#### Input data:

════════

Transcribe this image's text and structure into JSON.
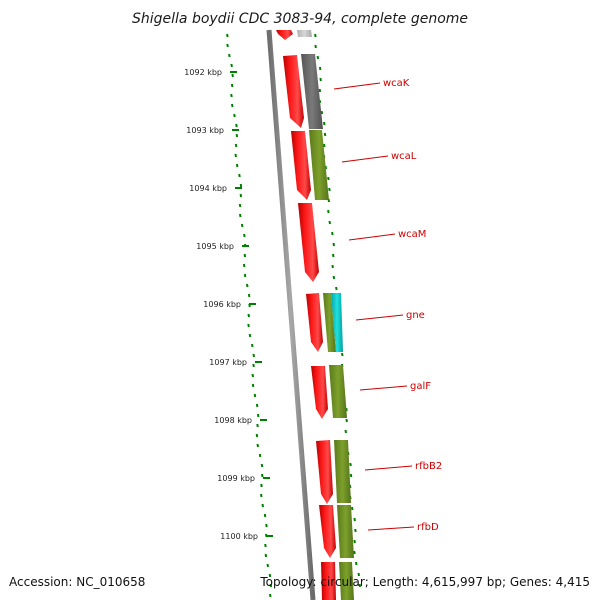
{
  "title": "Shigella boydii CDC 3083-94, complete genome",
  "accession": "Accession: NC_010658",
  "summary": "Topology: circular; Length: 4,615,997 bp; Genes: 4,415",
  "ticks": [
    "1092 kbp",
    "1093 kbp",
    "1094 kbp",
    "1095 kbp",
    "1096 kbp",
    "1097 kbp",
    "1098 kbp",
    "1099 kbp",
    "1100 kbp"
  ],
  "genes": [
    {
      "label": "wcaK",
      "forward_color": "#ff0000",
      "track_color": "#666666"
    },
    {
      "label": "wcaL",
      "forward_color": "#ff0000",
      "track_color": "#6b8e23"
    },
    {
      "label": "wcaM",
      "forward_color": "#ff0000",
      "track_color": ""
    },
    {
      "label": "gne",
      "forward_color": "#ff0000",
      "track_color": "#00cdcd"
    },
    {
      "label": "galF",
      "forward_color": "#ff0000",
      "track_color": "#6b8e23"
    },
    {
      "label": "rfbB2",
      "forward_color": "#ff0000",
      "track_color": "#6b8e23"
    },
    {
      "label": "rfbD",
      "forward_color": "#ff0000",
      "track_color": "#6b8e23"
    }
  ],
  "colors": {
    "cds": "#ff0000",
    "cog_unknown": "#666666",
    "cog_metabolism": "#6b8e23",
    "cog_other": "#00cdcd",
    "backbone": "#808080",
    "gc_ticks": "#008000",
    "label": "#cc0000"
  }
}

════════

#### To do:
All entries must be output exactly as they stand, and every picture must be left out.

#### Solution:
Transcribe this image's text and structure into JSON.
{
  "title": "Shigella boydii CDC 3083-94, complete genome",
  "accession": "Accession: NC_010658",
  "summary": "Topology: circular; Length: 4,615,997 bp; Genes: 4,415",
  "ticks": [
    "1092 kbp",
    "1093 kbp",
    "1094 kbp",
    "1095 kbp",
    "1096 kbp",
    "1097 kbp",
    "1098 kbp",
    "1099 kbp",
    "1100 kbp"
  ],
  "genes": [
    {
      "label": "wcaK",
      "forward_color": "#ff0000",
      "track_color": "#666666"
    },
    {
      "label": "wcaL",
      "forward_color": "#ff0000",
      "track_color": "#6b8e23"
    },
    {
      "label": "wcaM",
      "forward_color": "#ff0000",
      "track_color": ""
    },
    {
      "label": "gne",
      "forward_color": "#ff0000",
      "track_color": "#00cdcd"
    },
    {
      "label": "galF",
      "forward_color": "#ff0000",
      "track_color": "#6b8e23"
    },
    {
      "label": "rfbB2",
      "forward_color": "#ff0000",
      "track_color": "#6b8e23"
    },
    {
      "label": "rfbD",
      "forward_color": "#ff0000",
      "track_color": "#6b8e23"
    }
  ],
  "colors": {
    "cds": "#ff0000",
    "cog_unknown": "#666666",
    "cog_metabolism": "#6b8e23",
    "cog_other": "#00cdcd",
    "backbone": "#808080",
    "gc_ticks": "#008000",
    "label": "#cc0000"
  }
}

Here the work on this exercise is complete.